Problem: Output all of the entries below precisely as written.

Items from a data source
═══

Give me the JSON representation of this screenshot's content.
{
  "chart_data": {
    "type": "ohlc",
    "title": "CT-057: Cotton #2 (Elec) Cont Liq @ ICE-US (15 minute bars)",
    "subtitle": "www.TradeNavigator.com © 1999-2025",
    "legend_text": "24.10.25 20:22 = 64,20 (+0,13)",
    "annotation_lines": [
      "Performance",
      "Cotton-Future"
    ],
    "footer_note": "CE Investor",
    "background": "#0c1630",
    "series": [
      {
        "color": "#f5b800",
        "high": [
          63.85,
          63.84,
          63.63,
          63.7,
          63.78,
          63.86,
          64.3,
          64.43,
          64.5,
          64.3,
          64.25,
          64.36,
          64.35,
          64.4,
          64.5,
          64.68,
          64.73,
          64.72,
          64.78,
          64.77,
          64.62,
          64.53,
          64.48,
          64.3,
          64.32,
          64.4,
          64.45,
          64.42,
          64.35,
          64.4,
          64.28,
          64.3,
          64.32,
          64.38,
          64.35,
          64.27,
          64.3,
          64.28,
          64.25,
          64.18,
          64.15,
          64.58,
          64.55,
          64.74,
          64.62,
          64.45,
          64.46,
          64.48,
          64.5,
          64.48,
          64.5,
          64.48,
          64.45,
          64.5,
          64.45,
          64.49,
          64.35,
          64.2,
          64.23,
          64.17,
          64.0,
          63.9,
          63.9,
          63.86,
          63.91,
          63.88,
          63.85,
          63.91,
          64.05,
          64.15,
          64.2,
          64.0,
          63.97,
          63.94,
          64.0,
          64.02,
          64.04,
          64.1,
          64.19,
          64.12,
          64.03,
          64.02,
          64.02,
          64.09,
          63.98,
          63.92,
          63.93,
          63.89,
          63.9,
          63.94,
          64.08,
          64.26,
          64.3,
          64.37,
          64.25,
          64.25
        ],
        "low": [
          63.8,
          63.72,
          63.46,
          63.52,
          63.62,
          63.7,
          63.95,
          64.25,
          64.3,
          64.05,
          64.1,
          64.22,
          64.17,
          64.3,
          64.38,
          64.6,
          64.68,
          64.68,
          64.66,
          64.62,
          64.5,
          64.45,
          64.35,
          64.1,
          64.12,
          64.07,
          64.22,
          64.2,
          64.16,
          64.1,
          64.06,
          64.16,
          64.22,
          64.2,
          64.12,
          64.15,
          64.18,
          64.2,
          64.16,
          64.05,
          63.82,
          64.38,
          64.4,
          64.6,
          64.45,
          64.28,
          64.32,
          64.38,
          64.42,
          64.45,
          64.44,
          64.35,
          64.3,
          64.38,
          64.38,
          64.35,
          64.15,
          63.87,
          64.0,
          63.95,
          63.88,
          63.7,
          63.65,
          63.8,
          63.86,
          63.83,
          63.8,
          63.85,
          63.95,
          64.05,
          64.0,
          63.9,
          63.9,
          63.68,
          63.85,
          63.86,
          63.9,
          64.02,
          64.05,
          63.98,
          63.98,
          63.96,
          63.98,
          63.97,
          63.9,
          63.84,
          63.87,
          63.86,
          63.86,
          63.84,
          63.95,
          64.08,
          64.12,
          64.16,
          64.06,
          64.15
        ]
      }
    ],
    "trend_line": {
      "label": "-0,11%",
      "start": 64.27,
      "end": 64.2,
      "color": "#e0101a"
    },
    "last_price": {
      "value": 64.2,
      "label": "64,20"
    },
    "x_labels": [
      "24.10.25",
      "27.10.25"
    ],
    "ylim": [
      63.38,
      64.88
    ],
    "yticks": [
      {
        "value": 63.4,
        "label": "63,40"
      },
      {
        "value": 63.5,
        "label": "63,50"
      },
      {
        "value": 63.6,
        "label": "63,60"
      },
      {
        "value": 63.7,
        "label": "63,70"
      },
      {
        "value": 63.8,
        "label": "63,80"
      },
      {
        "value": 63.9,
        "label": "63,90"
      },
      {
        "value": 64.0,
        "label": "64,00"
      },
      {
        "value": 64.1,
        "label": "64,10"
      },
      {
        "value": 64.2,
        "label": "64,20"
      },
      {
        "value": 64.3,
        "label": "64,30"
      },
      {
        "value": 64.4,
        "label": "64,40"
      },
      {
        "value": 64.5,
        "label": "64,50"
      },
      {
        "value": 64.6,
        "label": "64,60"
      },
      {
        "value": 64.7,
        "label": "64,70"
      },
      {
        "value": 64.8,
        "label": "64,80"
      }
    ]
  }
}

═══

Solution below:
Give me the JSON representation of this screenshot's content.
{
  "chart_data": {
    "type": "ohlc",
    "title": "CT-057: Cotton #2 (Elec) Cont Liq @ ICE-US (15 minute bars)",
    "subtitle": "www.TradeNavigator.com © 1999-2025",
    "legend_text": "24.10.25 20:22 = 64,20 (+0,13)",
    "annotation_lines": [
      "Performance",
      "Cotton-Future"
    ],
    "footer_note": "CE Investor",
    "background": "#0c1630",
    "series": [
      {
        "color": "#f5b800",
        "high": [
          63.85,
          63.84,
          63.63,
          63.7,
          63.78,
          63.86,
          64.3,
          64.43,
          64.5,
          64.3,
          64.25,
          64.36,
          64.35,
          64.4,
          64.5,
          64.68,
          64.73,
          64.72,
          64.78,
          64.77,
          64.62,
          64.53,
          64.48,
          64.3,
          64.32,
          64.4,
          64.45,
          64.42,
          64.35,
          64.4,
          64.28,
          64.3,
          64.32,
          64.38,
          64.35,
          64.27,
          64.3,
          64.28,
          64.25,
          64.18,
          64.15,
          64.58,
          64.55,
          64.74,
          64.62,
          64.45,
          64.46,
          64.48,
          64.5,
          64.48,
          64.5,
          64.48,
          64.45,
          64.5,
          64.45,
          64.49,
          64.35,
          64.2,
          64.23,
          64.17,
          64.0,
          63.9,
          63.9,
          63.86,
          63.91,
          63.88,
          63.85,
          63.91,
          64.05,
          64.15,
          64.2,
          64.0,
          63.97,
          63.94,
          64.0,
          64.02,
          64.04,
          64.1,
          64.19,
          64.12,
          64.03,
          64.02,
          64.02,
          64.09,
          63.98,
          63.92,
          63.93,
          63.89,
          63.9,
          63.94,
          64.08,
          64.26,
          64.3,
          64.37,
          64.25,
          64.25
        ],
        "low": [
          63.8,
          63.72,
          63.46,
          63.52,
          63.62,
          63.7,
          63.95,
          64.25,
          64.3,
          64.05,
          64.1,
          64.22,
          64.17,
          64.3,
          64.38,
          64.6,
          64.68,
          64.68,
          64.66,
          64.62,
          64.5,
          64.45,
          64.35,
          64.1,
          64.12,
          64.07,
          64.22,
          64.2,
          64.16,
          64.1,
          64.06,
          64.16,
          64.22,
          64.2,
          64.12,
          64.15,
          64.18,
          64.2,
          64.16,
          64.05,
          63.82,
          64.38,
          64.4,
          64.6,
          64.45,
          64.28,
          64.32,
          64.38,
          64.42,
          64.45,
          64.44,
          64.35,
          64.3,
          64.38,
          64.38,
          64.35,
          64.15,
          63.87,
          64.0,
          63.95,
          63.88,
          63.7,
          63.65,
          63.8,
          63.86,
          63.83,
          63.8,
          63.85,
          63.95,
          64.05,
          64.0,
          63.9,
          63.9,
          63.68,
          63.85,
          63.86,
          63.9,
          64.02,
          64.05,
          63.98,
          63.98,
          63.96,
          63.98,
          63.97,
          63.9,
          63.84,
          63.87,
          63.86,
          63.86,
          63.84,
          63.95,
          64.08,
          64.12,
          64.16,
          64.06,
          64.15
        ]
      }
    ],
    "trend_line": {
      "label": "-0,11%",
      "start": 64.27,
      "end": 64.2,
      "color": "#e0101a"
    },
    "last_price": {
      "value": 64.2,
      "label": "64,20"
    },
    "x_labels": [
      "24.10.25",
      "27.10.25"
    ],
    "ylim": [
      63.38,
      64.88
    ],
    "yticks": [
      {
        "value": 63.4,
        "label": "63,40"
      },
      {
        "value": 63.5,
        "label": "63,50"
      },
      {
        "value": 63.6,
        "label": "63,60"
      },
      {
        "value": 63.7,
        "label": "63,70"
      },
      {
        "value": 63.8,
        "label": "63,80"
      },
      {
        "value": 63.9,
        "label": "63,90"
      },
      {
        "value": 64.0,
        "label": "64,00"
      },
      {
        "value": 64.1,
        "label": "64,10"
      },
      {
        "value": 64.2,
        "label": "64,20"
      },
      {
        "value": 64.3,
        "label": "64,30"
      },
      {
        "value": 64.4,
        "label": "64,40"
      },
      {
        "value": 64.5,
        "label": "64,50"
      },
      {
        "value": 64.6,
        "label": "64,60"
      },
      {
        "value": 64.7,
        "label": "64,70"
      },
      {
        "value": 64.8,
        "label": "64,80"
      }
    ]
  }
}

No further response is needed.